What you need to do:
Print all entries precisely as they are written.

Record excerpts:
______

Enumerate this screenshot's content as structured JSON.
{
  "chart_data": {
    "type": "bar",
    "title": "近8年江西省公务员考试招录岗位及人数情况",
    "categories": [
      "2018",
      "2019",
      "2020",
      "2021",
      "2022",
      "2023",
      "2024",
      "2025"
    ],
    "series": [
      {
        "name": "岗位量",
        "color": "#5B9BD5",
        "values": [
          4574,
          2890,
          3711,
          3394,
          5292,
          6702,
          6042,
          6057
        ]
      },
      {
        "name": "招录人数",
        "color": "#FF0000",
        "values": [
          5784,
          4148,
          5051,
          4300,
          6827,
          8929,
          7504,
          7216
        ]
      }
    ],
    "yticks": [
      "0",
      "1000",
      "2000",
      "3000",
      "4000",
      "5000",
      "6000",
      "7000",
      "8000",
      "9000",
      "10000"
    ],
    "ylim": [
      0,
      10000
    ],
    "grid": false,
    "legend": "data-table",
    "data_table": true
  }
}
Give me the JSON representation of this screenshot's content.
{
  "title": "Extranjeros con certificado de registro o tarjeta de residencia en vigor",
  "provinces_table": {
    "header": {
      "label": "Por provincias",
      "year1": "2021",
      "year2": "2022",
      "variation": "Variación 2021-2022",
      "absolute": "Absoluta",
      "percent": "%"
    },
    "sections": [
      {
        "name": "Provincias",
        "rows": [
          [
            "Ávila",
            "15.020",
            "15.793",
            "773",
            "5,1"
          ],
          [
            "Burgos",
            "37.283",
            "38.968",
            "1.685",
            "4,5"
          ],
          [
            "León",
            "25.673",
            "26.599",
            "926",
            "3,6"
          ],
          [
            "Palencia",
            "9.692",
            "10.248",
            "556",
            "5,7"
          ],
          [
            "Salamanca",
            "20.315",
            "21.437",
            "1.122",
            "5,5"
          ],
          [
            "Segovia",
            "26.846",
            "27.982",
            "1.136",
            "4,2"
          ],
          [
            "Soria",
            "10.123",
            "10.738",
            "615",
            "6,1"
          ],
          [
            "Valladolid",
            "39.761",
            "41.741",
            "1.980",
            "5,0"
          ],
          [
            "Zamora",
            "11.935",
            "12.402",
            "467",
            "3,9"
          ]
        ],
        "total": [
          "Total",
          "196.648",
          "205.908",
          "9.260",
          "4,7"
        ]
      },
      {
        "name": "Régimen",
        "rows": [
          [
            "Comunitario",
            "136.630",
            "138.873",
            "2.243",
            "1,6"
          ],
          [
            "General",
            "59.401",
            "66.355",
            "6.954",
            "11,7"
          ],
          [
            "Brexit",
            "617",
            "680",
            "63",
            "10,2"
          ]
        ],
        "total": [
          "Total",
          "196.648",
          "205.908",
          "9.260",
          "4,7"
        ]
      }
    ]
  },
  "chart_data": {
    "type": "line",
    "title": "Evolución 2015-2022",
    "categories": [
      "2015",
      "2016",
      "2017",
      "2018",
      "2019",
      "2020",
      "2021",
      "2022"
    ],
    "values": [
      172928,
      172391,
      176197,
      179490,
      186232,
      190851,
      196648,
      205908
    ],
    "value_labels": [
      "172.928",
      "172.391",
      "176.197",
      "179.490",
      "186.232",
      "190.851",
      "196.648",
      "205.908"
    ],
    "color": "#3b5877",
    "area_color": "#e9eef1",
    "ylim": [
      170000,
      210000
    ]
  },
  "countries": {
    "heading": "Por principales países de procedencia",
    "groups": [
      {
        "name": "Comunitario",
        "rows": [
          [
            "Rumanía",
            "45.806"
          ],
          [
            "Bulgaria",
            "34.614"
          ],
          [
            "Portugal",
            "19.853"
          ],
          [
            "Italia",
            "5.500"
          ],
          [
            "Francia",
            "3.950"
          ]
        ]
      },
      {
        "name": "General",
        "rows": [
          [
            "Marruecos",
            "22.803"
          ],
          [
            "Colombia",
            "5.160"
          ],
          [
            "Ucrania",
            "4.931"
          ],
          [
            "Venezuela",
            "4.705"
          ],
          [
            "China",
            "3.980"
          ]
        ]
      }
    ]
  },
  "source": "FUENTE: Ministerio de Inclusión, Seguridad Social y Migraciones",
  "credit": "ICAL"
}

______

Expected output:
Enumerate this screenshot's content as structured JSON.
{
  "chart_data": {
    "type": "bar",
    "title": "近8年江西省公务员考试招录岗位及人数情况",
    "categories": [
      "2018",
      "2019",
      "2020",
      "2021",
      "2022",
      "2023",
      "2024",
      "2025"
    ],
    "series": [
      {
        "name": "岗位量",
        "color": "#5B9BD5",
        "values": [
          4574,
          2890,
          3711,
          3394,
          5292,
          6702,
          6042,
          6057
        ]
      },
      {
        "name": "招录人数",
        "color": "#FF0000",
        "values": [
          5784,
          4148,
          5051,
          4300,
          6827,
          8929,
          7504,
          7216
        ]
      }
    ],
    "yticks": [
      "0",
      "1000",
      "2000",
      "3000",
      "4000",
      "5000",
      "6000",
      "7000",
      "8000",
      "9000",
      "10000"
    ],
    "ylim": [
      0,
      10000
    ],
    "grid": false,
    "legend": "data-table",
    "data_table": true
  }
}
Give me the JSON representation of this screenshot's content.
{
  "title": "Extranjeros con certificado de registro o tarjeta de residencia en vigor",
  "provinces_table": {
    "header": {
      "label": "Por provincias",
      "year1": "2021",
      "year2": "2022",
      "variation": "Variación 2021-2022",
      "absolute": "Absoluta",
      "percent": "%"
    },
    "sections": [
      {
        "name": "Provincias",
        "rows": [
          [
            "Ávila",
            "15.020",
            "15.793",
            "773",
            "5,1"
          ],
          [
            "Burgos",
            "37.283",
            "38.968",
            "1.685",
            "4,5"
          ],
          [
            "León",
            "25.673",
            "26.599",
            "926",
            "3,6"
          ],
          [
            "Palencia",
            "9.692",
            "10.248",
            "556",
            "5,7"
          ],
          [
            "Salamanca",
            "20.315",
            "21.437",
            "1.122",
            "5,5"
          ],
          [
            "Segovia",
            "26.846",
            "27.982",
            "1.136",
            "4,2"
          ],
          [
            "Soria",
            "10.123",
            "10.738",
            "615",
            "6,1"
          ],
          [
            "Valladolid",
            "39.761",
            "41.741",
            "1.980",
            "5,0"
          ],
          [
            "Zamora",
            "11.935",
            "12.402",
            "467",
            "3,9"
          ]
        ],
        "total": [
          "Total",
          "196.648",
          "205.908",
          "9.260",
          "4,7"
        ]
      },
      {
        "name": "Régimen",
        "rows": [
          [
            "Comunitario",
            "136.630",
            "138.873",
            "2.243",
            "1,6"
          ],
          [
            "General",
            "59.401",
            "66.355",
            "6.954",
            "11,7"
          ],
          [
            "Brexit",
            "617",
            "680",
            "63",
            "10,2"
          ]
        ],
        "total": [
          "Total",
          "196.648",
          "205.908",
          "9.260",
          "4,7"
        ]
      }
    ]
  },
  "chart_data": {
    "type": "line",
    "title": "Evolución 2015-2022",
    "categories": [
      "2015",
      "2016",
      "2017",
      "2018",
      "2019",
      "2020",
      "2021",
      "2022"
    ],
    "values": [
      172928,
      172391,
      176197,
      179490,
      186232,
      190851,
      196648,
      205908
    ],
    "value_labels": [
      "172.928",
      "172.391",
      "176.197",
      "179.490",
      "186.232",
      "190.851",
      "196.648",
      "205.908"
    ],
    "color": "#3b5877",
    "area_color": "#e9eef1",
    "ylim": [
      170000,
      210000
    ]
  },
  "countries": {
    "heading": "Por principales países de procedencia",
    "groups": [
      {
        "name": "Comunitario",
        "rows": [
          [
            "Rumanía",
            "45.806"
          ],
          [
            "Bulgaria",
            "34.614"
          ],
          [
            "Portugal",
            "19.853"
          ],
          [
            "Italia",
            "5.500"
          ],
          [
            "Francia",
            "3.950"
          ]
        ]
      },
      {
        "name": "General",
        "rows": [
          [
            "Marruecos",
            "22.803"
          ],
          [
            "Colombia",
            "5.160"
          ],
          [
            "Ucrania",
            "4.931"
          ],
          [
            "Venezuela",
            "4.705"
          ],
          [
            "China",
            "3.980"
          ]
        ]
      }
    ]
  },
  "source": "FUENTE: Ministerio de Inclusión, Seguridad Social y Migraciones",
  "credit": "ICAL"
}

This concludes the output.